Dataset items

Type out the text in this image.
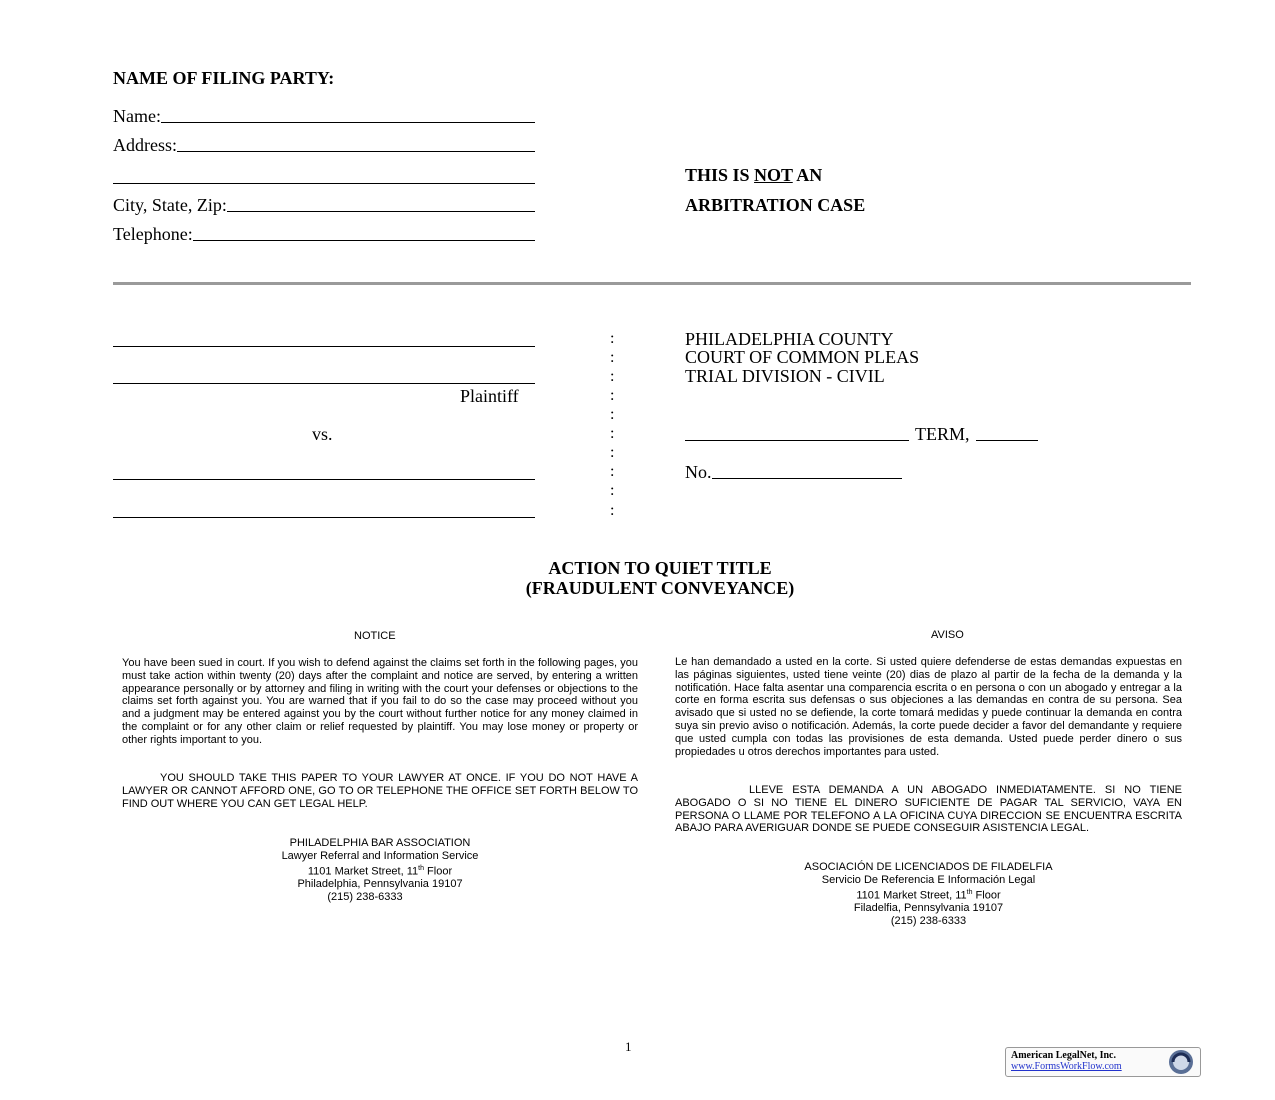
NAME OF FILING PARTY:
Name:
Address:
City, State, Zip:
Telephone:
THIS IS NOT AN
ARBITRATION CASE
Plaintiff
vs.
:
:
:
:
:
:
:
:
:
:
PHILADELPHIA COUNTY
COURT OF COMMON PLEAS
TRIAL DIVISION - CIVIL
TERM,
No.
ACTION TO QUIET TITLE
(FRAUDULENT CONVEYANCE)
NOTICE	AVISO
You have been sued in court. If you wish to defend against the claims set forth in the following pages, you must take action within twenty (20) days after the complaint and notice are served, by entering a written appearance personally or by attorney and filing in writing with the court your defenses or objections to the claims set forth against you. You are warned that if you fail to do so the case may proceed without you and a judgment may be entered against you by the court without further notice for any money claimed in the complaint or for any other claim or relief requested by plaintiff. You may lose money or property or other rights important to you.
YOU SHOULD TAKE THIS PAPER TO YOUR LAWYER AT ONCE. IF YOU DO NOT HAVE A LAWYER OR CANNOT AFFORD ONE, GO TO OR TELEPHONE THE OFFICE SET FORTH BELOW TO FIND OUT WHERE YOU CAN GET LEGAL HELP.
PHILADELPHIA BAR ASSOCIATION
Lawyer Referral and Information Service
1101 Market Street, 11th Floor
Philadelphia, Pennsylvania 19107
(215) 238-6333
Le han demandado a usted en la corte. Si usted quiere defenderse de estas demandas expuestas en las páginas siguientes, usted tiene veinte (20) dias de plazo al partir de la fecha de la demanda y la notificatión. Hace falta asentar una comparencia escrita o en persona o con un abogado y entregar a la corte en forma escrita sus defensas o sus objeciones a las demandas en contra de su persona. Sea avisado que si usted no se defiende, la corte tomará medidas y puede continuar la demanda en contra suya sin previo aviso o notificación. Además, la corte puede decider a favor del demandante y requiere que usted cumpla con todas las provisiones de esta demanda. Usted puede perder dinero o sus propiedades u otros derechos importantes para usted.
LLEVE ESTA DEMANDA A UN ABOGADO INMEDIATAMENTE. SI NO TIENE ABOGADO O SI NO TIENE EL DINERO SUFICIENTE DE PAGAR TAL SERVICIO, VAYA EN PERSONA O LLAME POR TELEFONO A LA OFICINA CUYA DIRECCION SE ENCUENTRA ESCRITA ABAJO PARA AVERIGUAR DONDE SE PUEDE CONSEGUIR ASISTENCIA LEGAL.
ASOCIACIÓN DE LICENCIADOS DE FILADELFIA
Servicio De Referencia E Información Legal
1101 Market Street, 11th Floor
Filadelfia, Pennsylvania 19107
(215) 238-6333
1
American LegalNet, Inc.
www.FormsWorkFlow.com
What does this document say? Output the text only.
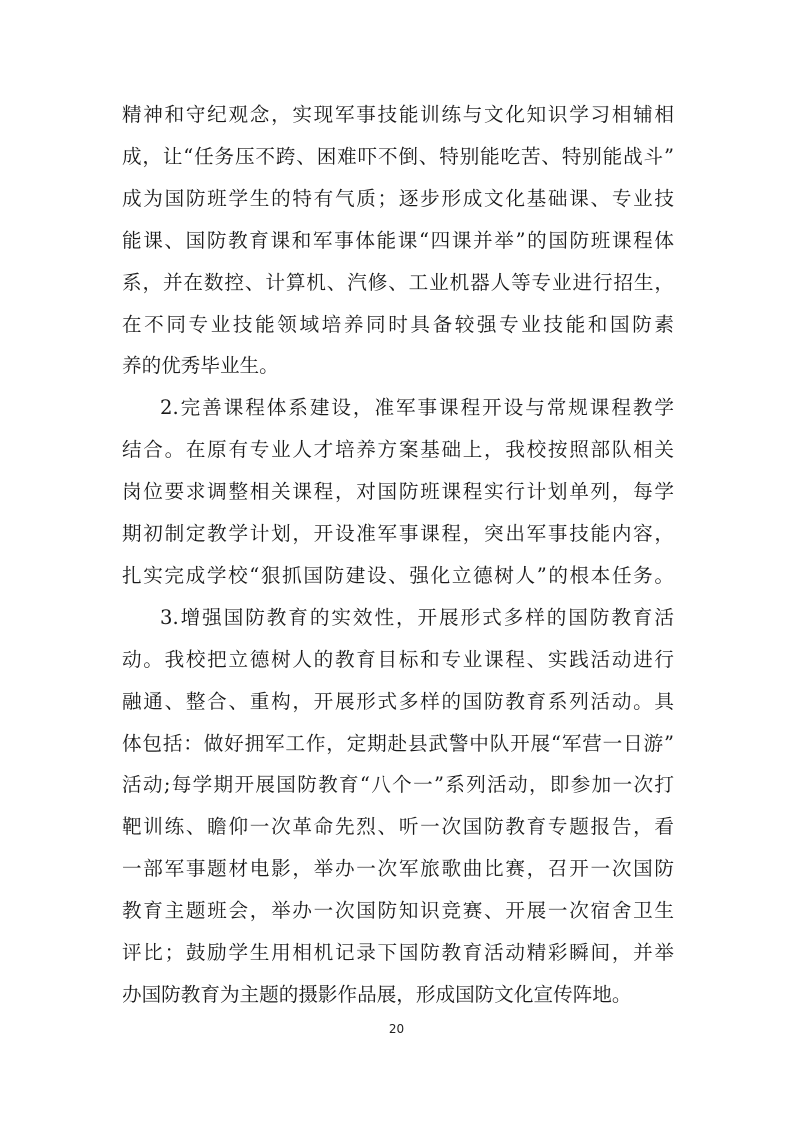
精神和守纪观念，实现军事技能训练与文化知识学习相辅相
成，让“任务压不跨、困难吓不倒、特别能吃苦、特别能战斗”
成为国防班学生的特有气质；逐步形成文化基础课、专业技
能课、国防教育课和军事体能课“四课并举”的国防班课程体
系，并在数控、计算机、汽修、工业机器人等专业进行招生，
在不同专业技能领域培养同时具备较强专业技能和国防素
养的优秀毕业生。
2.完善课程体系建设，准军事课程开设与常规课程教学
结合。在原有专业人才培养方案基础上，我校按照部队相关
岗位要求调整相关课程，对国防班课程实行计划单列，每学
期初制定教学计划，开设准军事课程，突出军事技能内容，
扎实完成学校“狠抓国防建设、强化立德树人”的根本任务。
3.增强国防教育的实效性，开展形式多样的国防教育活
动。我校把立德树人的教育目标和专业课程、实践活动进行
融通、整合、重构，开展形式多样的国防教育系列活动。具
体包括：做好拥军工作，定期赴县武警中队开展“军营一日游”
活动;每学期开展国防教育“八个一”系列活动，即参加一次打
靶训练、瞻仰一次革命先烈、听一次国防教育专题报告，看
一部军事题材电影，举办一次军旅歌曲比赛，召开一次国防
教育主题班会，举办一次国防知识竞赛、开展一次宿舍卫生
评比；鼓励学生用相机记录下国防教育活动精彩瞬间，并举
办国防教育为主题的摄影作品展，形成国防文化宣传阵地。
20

● **TASK PROMPT**:
Write the material out again exactly as it appears, dropping the pictures.

● **CORRECT OUTPUT**:
Type out the text in this image.
NAME OF FILING PARTY:
Name:
Address:
City, State, Zip:
Telephone:
THIS IS NOT AN
ARBITRATION CASE
Plaintiff
vs.
:
:
:
:
:
:
:
:
:
:
PHILADELPHIA COUNTY
COURT OF COMMON PLEAS
TRIAL DIVISION - CIVIL
TERM,
No.
ACTION TO QUIET TITLE
(FRAUDULENT CONVEYANCE)
NOTICE	AVISO
You have been sued in court. If you wish to defend against the claims set forth in the following pages, you must take action within twenty (20) days after the complaint and notice are served, by entering a written appearance personally or by attorney and filing in writing with the court your defenses or objections to the claims set forth against you. You are warned that if you fail to do so the case may proceed without you and a judgment may be entered against you by the court without further notice for any money claimed in the complaint or for any other claim or relief requested by plaintiff. You may lose money or property or other rights important to you.
YOU SHOULD TAKE THIS PAPER TO YOUR LAWYER AT ONCE. IF YOU DO NOT HAVE A LAWYER OR CANNOT AFFORD ONE, GO TO OR TELEPHONE THE OFFICE SET FORTH BELOW TO FIND OUT WHERE YOU CAN GET LEGAL HELP.
PHILADELPHIA BAR ASSOCIATION
Lawyer Referral and Information Service
1101 Market Street, 11th Floor
Philadelphia, Pennsylvania 19107
(215) 238-6333
Le han demandado a usted en la corte. Si usted quiere defenderse de estas demandas expuestas en las páginas siguientes, usted tiene veinte (20) dias de plazo al partir de la fecha de la demanda y la notificatión. Hace falta asentar una comparencia escrita o en persona o con un abogado y entregar a la corte en forma escrita sus defensas o sus objeciones a las demandas en contra de su persona. Sea avisado que si usted no se defiende, la corte tomará medidas y puede continuar la demanda en contra suya sin previo aviso o notificación. Además, la corte puede decider a favor del demandante y requiere que usted cumpla con todas las provisiones de esta demanda. Usted puede perder dinero o sus propiedades u otros derechos importantes para usted.
LLEVE ESTA DEMANDA A UN ABOGADO INMEDIATAMENTE. SI NO TIENE ABOGADO O SI NO TIENE EL DINERO SUFICIENTE DE PAGAR TAL SERVICIO, VAYA EN PERSONA O LLAME POR TELEFONO A LA OFICINA CUYA DIRECCION SE ENCUENTRA ESCRITA ABAJO PARA AVERIGUAR DONDE SE PUEDE CONSEGUIR ASISTENCIA LEGAL.
ASOCIACIÓN DE LICENCIADOS DE FILADELFIA
Servicio De Referencia E Información Legal
1101 Market Street, 11th Floor
Filadelfia, Pennsylvania 19107
(215) 238-6333
1
American LegalNet, Inc.
www.FormsWorkFlow.com
What does this document say? Output the text only.
精神和守纪观念，实现军事技能训练与文化知识学习相辅相
成，让“任务压不跨、困难吓不倒、特别能吃苦、特别能战斗”
成为国防班学生的特有气质；逐步形成文化基础课、专业技
能课、国防教育课和军事体能课“四课并举”的国防班课程体
系，并在数控、计算机、汽修、工业机器人等专业进行招生，
在不同专业技能领域培养同时具备较强专业技能和国防素
养的优秀毕业生。
2.完善课程体系建设，准军事课程开设与常规课程教学
结合。在原有专业人才培养方案基础上，我校按照部队相关
岗位要求调整相关课程，对国防班课程实行计划单列，每学
期初制定教学计划，开设准军事课程，突出军事技能内容，
扎实完成学校“狠抓国防建设、强化立德树人”的根本任务。
3.增强国防教育的实效性，开展形式多样的国防教育活
动。我校把立德树人的教育目标和专业课程、实践活动进行
融通、整合、重构，开展形式多样的国防教育系列活动。具
体包括：做好拥军工作，定期赴县武警中队开展“军营一日游”
活动;每学期开展国防教育“八个一”系列活动，即参加一次打
靶训练、瞻仰一次革命先烈、听一次国防教育专题报告，看
一部军事题材电影，举办一次军旅歌曲比赛，召开一次国防
教育主题班会，举办一次国防知识竞赛、开展一次宿舍卫生
评比；鼓励学生用相机记录下国防教育活动精彩瞬间，并举
办国防教育为主题的摄影作品展，形成国防文化宣传阵地。
20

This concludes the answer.